● **AIM OF THE EXERCISE**: Where a line of the material contains the string "przyczepy", copy that line.

Rows from a dataset
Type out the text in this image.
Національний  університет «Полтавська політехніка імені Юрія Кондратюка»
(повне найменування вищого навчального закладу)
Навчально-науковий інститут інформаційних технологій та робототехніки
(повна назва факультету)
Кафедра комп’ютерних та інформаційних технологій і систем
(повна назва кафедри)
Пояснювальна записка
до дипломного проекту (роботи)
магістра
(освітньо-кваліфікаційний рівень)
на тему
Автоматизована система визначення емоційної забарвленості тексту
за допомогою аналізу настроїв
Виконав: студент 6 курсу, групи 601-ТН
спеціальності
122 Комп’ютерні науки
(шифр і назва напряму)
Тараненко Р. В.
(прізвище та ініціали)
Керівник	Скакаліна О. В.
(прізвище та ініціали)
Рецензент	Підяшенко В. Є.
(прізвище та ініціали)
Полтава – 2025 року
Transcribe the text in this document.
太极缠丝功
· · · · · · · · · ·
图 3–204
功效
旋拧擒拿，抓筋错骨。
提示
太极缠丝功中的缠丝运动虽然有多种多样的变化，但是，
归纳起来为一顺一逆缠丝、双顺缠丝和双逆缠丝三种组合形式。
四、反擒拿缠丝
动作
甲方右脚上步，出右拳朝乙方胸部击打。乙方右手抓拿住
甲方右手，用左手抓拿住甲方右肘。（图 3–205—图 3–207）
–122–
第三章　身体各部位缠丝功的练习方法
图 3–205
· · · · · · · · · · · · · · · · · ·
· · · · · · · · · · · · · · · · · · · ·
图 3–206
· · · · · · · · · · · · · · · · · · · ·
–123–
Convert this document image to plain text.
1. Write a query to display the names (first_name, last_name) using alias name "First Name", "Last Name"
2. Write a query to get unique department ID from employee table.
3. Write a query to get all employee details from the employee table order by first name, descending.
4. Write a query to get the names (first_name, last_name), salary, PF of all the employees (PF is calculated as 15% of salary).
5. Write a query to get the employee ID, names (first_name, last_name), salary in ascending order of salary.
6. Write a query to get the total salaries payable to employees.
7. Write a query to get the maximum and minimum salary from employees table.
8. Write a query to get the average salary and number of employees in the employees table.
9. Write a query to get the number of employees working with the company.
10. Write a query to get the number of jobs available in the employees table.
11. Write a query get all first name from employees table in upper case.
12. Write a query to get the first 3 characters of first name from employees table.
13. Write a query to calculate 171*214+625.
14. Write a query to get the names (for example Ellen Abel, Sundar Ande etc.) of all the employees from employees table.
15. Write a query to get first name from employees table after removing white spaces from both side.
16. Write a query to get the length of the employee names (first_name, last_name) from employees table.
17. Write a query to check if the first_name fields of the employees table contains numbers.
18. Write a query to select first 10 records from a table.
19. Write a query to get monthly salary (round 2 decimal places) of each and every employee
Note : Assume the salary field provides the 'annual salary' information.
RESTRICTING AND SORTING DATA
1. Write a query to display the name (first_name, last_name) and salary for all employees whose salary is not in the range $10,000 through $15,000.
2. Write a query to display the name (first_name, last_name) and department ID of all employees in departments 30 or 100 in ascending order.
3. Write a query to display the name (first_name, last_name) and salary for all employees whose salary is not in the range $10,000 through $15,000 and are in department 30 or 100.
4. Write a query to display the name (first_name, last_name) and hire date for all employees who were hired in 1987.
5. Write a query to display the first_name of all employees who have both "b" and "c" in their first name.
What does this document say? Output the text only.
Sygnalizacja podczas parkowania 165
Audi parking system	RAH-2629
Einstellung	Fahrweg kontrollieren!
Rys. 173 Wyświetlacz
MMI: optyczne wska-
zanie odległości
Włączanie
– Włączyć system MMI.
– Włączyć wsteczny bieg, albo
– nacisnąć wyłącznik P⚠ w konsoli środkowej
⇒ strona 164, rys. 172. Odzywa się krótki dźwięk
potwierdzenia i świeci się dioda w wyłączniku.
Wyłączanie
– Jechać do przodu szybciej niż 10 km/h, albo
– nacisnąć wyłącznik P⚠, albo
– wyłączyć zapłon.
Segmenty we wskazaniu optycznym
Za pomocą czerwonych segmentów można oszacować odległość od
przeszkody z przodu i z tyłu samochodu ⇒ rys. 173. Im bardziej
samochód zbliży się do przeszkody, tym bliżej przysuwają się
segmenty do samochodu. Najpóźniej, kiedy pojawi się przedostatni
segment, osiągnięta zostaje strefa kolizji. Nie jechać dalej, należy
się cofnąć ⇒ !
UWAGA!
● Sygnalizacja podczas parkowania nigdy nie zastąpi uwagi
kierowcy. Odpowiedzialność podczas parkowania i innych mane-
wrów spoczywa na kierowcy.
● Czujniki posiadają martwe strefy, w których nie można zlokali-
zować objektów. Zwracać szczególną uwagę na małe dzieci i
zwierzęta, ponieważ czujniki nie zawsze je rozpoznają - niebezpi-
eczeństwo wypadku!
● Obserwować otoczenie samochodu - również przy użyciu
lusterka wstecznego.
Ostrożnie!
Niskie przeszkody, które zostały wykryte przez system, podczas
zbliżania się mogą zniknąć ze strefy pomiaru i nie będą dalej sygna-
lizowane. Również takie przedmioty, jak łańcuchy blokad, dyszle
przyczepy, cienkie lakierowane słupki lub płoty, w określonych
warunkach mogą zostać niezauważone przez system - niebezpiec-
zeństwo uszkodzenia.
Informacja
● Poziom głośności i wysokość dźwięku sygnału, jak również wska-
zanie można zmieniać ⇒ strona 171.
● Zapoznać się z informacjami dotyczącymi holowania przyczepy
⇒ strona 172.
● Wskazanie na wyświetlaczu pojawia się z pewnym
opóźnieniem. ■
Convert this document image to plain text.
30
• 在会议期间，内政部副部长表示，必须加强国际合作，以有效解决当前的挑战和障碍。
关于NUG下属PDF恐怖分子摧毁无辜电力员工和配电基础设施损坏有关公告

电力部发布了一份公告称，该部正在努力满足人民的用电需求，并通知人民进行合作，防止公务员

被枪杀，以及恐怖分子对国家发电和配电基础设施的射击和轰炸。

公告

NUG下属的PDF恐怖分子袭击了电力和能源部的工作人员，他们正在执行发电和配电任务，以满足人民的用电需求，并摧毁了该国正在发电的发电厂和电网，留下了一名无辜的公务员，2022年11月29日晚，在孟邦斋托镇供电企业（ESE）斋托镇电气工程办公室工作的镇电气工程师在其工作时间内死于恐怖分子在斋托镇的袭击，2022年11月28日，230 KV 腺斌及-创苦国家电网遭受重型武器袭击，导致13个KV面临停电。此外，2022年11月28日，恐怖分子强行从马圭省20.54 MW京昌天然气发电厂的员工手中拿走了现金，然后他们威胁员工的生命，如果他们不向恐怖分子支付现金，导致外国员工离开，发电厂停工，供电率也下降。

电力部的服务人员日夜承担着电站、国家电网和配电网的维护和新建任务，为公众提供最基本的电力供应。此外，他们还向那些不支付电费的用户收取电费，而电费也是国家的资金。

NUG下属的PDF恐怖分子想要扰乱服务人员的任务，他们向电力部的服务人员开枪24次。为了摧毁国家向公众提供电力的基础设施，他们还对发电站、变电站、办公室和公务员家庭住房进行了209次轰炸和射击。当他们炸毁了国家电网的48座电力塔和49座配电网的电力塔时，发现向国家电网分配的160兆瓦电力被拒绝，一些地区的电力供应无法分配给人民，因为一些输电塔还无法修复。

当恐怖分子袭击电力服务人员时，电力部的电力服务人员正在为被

● **SOLUTION**:
przyczepy, cienkie lakierowane słupki lub płoty, w określonych
● Zapoznać się z informacjami dotyczącymi holowania przyczepy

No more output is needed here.